§ **Requirement**
All records are to be retyped faithfully and completely.

^^^^

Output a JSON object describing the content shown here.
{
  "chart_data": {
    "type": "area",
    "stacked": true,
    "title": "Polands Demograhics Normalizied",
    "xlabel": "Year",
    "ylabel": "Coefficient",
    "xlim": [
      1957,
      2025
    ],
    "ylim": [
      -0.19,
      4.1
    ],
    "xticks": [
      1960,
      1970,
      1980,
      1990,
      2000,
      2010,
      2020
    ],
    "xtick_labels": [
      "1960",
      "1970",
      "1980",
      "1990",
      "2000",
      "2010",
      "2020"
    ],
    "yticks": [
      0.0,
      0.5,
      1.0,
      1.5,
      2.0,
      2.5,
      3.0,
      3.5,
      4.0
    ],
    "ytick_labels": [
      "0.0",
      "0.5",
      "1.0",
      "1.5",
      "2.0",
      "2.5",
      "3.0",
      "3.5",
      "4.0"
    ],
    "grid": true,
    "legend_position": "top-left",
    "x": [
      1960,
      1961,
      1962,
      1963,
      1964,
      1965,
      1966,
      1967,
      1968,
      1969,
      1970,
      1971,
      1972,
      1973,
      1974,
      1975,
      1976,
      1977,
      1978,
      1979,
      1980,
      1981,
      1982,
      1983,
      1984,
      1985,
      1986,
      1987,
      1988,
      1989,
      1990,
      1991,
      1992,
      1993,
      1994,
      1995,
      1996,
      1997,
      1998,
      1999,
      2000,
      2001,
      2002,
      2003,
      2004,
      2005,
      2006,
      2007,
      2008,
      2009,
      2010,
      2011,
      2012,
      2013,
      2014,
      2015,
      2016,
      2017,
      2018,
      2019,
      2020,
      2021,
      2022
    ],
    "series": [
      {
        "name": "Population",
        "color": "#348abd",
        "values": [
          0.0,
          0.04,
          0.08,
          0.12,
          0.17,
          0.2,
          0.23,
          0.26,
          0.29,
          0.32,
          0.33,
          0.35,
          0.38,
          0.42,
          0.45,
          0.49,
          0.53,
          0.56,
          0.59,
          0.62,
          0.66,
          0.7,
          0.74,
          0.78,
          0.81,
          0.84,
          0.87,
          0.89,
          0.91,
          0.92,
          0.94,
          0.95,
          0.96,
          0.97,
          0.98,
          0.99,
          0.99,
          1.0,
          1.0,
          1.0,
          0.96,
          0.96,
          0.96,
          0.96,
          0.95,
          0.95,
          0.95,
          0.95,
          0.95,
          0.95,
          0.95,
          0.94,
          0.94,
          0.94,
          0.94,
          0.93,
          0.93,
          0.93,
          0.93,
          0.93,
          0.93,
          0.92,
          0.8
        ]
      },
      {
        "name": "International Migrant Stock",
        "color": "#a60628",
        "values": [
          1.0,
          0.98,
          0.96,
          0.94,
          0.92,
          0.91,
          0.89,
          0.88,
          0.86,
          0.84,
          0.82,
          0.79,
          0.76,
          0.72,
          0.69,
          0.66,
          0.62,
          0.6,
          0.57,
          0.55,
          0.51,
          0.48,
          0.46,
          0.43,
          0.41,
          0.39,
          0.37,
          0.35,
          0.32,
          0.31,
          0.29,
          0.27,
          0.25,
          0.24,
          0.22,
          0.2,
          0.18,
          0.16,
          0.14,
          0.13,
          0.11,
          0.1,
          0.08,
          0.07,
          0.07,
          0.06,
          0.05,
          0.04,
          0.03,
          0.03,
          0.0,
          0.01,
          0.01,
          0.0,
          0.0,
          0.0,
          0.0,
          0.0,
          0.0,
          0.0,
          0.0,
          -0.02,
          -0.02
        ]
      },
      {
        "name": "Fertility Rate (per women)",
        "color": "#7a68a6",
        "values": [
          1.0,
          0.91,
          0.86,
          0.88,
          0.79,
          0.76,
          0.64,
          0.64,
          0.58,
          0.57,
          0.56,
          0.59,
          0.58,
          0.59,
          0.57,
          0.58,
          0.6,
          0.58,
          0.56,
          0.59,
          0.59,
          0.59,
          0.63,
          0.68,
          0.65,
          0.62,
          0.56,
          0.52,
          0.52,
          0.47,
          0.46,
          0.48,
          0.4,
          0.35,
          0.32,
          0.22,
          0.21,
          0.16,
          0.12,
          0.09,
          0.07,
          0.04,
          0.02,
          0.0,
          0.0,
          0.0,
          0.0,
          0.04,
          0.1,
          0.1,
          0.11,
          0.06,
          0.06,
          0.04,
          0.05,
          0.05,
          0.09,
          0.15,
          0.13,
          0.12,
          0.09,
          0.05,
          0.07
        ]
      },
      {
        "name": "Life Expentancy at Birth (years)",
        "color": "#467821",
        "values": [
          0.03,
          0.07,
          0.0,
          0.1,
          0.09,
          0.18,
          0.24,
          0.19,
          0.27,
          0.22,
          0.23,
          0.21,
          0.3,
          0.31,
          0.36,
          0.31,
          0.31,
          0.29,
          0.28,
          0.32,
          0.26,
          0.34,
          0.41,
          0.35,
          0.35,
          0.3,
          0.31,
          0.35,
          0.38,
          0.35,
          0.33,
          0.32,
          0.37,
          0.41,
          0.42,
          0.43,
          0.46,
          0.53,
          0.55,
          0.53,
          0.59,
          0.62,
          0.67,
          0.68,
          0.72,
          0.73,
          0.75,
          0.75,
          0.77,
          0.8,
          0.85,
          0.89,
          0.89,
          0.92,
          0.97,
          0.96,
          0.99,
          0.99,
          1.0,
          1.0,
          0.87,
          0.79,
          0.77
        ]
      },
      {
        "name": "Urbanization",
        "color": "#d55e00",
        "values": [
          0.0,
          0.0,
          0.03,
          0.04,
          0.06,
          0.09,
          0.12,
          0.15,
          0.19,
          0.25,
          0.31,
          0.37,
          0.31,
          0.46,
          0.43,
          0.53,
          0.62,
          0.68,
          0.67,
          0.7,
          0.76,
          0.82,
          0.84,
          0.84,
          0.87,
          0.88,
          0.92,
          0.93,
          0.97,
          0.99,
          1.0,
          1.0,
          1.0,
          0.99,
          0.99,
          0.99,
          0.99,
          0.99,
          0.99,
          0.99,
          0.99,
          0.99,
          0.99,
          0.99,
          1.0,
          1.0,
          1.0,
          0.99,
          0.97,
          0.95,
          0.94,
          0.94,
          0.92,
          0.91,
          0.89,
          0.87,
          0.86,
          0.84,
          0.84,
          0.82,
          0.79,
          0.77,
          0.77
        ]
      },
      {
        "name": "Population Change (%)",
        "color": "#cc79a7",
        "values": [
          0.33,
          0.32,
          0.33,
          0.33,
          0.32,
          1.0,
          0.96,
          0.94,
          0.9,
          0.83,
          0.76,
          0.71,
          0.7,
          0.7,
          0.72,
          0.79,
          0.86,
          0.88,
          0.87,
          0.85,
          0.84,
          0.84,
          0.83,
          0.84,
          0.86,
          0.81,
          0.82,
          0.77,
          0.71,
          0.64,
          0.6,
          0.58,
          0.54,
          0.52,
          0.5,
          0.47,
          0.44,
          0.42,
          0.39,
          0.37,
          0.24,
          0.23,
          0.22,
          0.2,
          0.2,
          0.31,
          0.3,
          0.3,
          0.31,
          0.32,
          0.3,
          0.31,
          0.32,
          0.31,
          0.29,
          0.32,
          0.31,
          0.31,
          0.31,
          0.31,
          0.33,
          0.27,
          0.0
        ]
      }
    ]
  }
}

^^^^

§ **Finished exercise**
Output a JSON object describing the content shown here.
{
  "chart_data": {
    "type": "area",
    "stacked": true,
    "title": "Polands Demograhics Normalizied",
    "xlabel": "Year",
    "ylabel": "Coefficient",
    "xlim": [
      1957,
      2025
    ],
    "ylim": [
      -0.19,
      4.1
    ],
    "xticks": [
      1960,
      1970,
      1980,
      1990,
      2000,
      2010,
      2020
    ],
    "xtick_labels": [
      "1960",
      "1970",
      "1980",
      "1990",
      "2000",
      "2010",
      "2020"
    ],
    "yticks": [
      0.0,
      0.5,
      1.0,
      1.5,
      2.0,
      2.5,
      3.0,
      3.5,
      4.0
    ],
    "ytick_labels": [
      "0.0",
      "0.5",
      "1.0",
      "1.5",
      "2.0",
      "2.5",
      "3.0",
      "3.5",
      "4.0"
    ],
    "grid": true,
    "legend_position": "top-left",
    "x": [
      1960,
      1961,
      1962,
      1963,
      1964,
      1965,
      1966,
      1967,
      1968,
      1969,
      1970,
      1971,
      1972,
      1973,
      1974,
      1975,
      1976,
      1977,
      1978,
      1979,
      1980,
      1981,
      1982,
      1983,
      1984,
      1985,
      1986,
      1987,
      1988,
      1989,
      1990,
      1991,
      1992,
      1993,
      1994,
      1995,
      1996,
      1997,
      1998,
      1999,
      2000,
      2001,
      2002,
      2003,
      2004,
      2005,
      2006,
      2007,
      2008,
      2009,
      2010,
      2011,
      2012,
      2013,
      2014,
      2015,
      2016,
      2017,
      2018,
      2019,
      2020,
      2021,
      2022
    ],
    "series": [
      {
        "name": "Population",
        "color": "#348abd",
        "values": [
          0.0,
          0.04,
          0.08,
          0.12,
          0.17,
          0.2,
          0.23,
          0.26,
          0.29,
          0.32,
          0.33,
          0.35,
          0.38,
          0.42,
          0.45,
          0.49,
          0.53,
          0.56,
          0.59,
          0.62,
          0.66,
          0.7,
          0.74,
          0.78,
          0.81,
          0.84,
          0.87,
          0.89,
          0.91,
          0.92,
          0.94,
          0.95,
          0.96,
          0.97,
          0.98,
          0.99,
          0.99,
          1.0,
          1.0,
          1.0,
          0.96,
          0.96,
          0.96,
          0.96,
          0.95,
          0.95,
          0.95,
          0.95,
          0.95,
          0.95,
          0.95,
          0.94,
          0.94,
          0.94,
          0.94,
          0.93,
          0.93,
          0.93,
          0.93,
          0.93,
          0.93,
          0.92,
          0.8
        ]
      },
      {
        "name": "International Migrant Stock",
        "color": "#a60628",
        "values": [
          1.0,
          0.98,
          0.96,
          0.94,
          0.92,
          0.91,
          0.89,
          0.88,
          0.86,
          0.84,
          0.82,
          0.79,
          0.76,
          0.72,
          0.69,
          0.66,
          0.62,
          0.6,
          0.57,
          0.55,
          0.51,
          0.48,
          0.46,
          0.43,
          0.41,
          0.39,
          0.37,
          0.35,
          0.32,
          0.31,
          0.29,
          0.27,
          0.25,
          0.24,
          0.22,
          0.2,
          0.18,
          0.16,
          0.14,
          0.13,
          0.11,
          0.1,
          0.08,
          0.07,
          0.07,
          0.06,
          0.05,
          0.04,
          0.03,
          0.03,
          0.0,
          0.01,
          0.01,
          0.0,
          0.0,
          0.0,
          0.0,
          0.0,
          0.0,
          0.0,
          0.0,
          -0.02,
          -0.02
        ]
      },
      {
        "name": "Fertility Rate (per women)",
        "color": "#7a68a6",
        "values": [
          1.0,
          0.91,
          0.86,
          0.88,
          0.79,
          0.76,
          0.64,
          0.64,
          0.58,
          0.57,
          0.56,
          0.59,
          0.58,
          0.59,
          0.57,
          0.58,
          0.6,
          0.58,
          0.56,
          0.59,
          0.59,
          0.59,
          0.63,
          0.68,
          0.65,
          0.62,
          0.56,
          0.52,
          0.52,
          0.47,
          0.46,
          0.48,
          0.4,
          0.35,
          0.32,
          0.22,
          0.21,
          0.16,
          0.12,
          0.09,
          0.07,
          0.04,
          0.02,
          0.0,
          0.0,
          0.0,
          0.0,
          0.04,
          0.1,
          0.1,
          0.11,
          0.06,
          0.06,
          0.04,
          0.05,
          0.05,
          0.09,
          0.15,
          0.13,
          0.12,
          0.09,
          0.05,
          0.07
        ]
      },
      {
        "name": "Life Expentancy at Birth (years)",
        "color": "#467821",
        "values": [
          0.03,
          0.07,
          0.0,
          0.1,
          0.09,
          0.18,
          0.24,
          0.19,
          0.27,
          0.22,
          0.23,
          0.21,
          0.3,
          0.31,
          0.36,
          0.31,
          0.31,
          0.29,
          0.28,
          0.32,
          0.26,
          0.34,
          0.41,
          0.35,
          0.35,
          0.3,
          0.31,
          0.35,
          0.38,
          0.35,
          0.33,
          0.32,
          0.37,
          0.41,
          0.42,
          0.43,
          0.46,
          0.53,
          0.55,
          0.53,
          0.59,
          0.62,
          0.67,
          0.68,
          0.72,
          0.73,
          0.75,
          0.75,
          0.77,
          0.8,
          0.85,
          0.89,
          0.89,
          0.92,
          0.97,
          0.96,
          0.99,
          0.99,
          1.0,
          1.0,
          0.87,
          0.79,
          0.77
        ]
      },
      {
        "name": "Urbanization",
        "color": "#d55e00",
        "values": [
          0.0,
          0.0,
          0.03,
          0.04,
          0.06,
          0.09,
          0.12,
          0.15,
          0.19,
          0.25,
          0.31,
          0.37,
          0.31,
          0.46,
          0.43,
          0.53,
          0.62,
          0.68,
          0.67,
          0.7,
          0.76,
          0.82,
          0.84,
          0.84,
          0.87,
          0.88,
          0.92,
          0.93,
          0.97,
          0.99,
          1.0,
          1.0,
          1.0,
          0.99,
          0.99,
          0.99,
          0.99,
          0.99,
          0.99,
          0.99,
          0.99,
          0.99,
          0.99,
          0.99,
          1.0,
          1.0,
          1.0,
          0.99,
          0.97,
          0.95,
          0.94,
          0.94,
          0.92,
          0.91,
          0.89,
          0.87,
          0.86,
          0.84,
          0.84,
          0.82,
          0.79,
          0.77,
          0.77
        ]
      },
      {
        "name": "Population Change (%)",
        "color": "#cc79a7",
        "values": [
          0.33,
          0.32,
          0.33,
          0.33,
          0.32,
          1.0,
          0.96,
          0.94,
          0.9,
          0.83,
          0.76,
          0.71,
          0.7,
          0.7,
          0.72,
          0.79,
          0.86,
          0.88,
          0.87,
          0.85,
          0.84,
          0.84,
          0.83,
          0.84,
          0.86,
          0.81,
          0.82,
          0.77,
          0.71,
          0.64,
          0.6,
          0.58,
          0.54,
          0.52,
          0.5,
          0.47,
          0.44,
          0.42,
          0.39,
          0.37,
          0.24,
          0.23,
          0.22,
          0.2,
          0.2,
          0.31,
          0.3,
          0.3,
          0.31,
          0.32,
          0.3,
          0.31,
          0.32,
          0.31,
          0.29,
          0.32,
          0.31,
          0.31,
          0.31,
          0.31,
          0.33,
          0.27,
          0.0
        ]
      }
    ]
  }
}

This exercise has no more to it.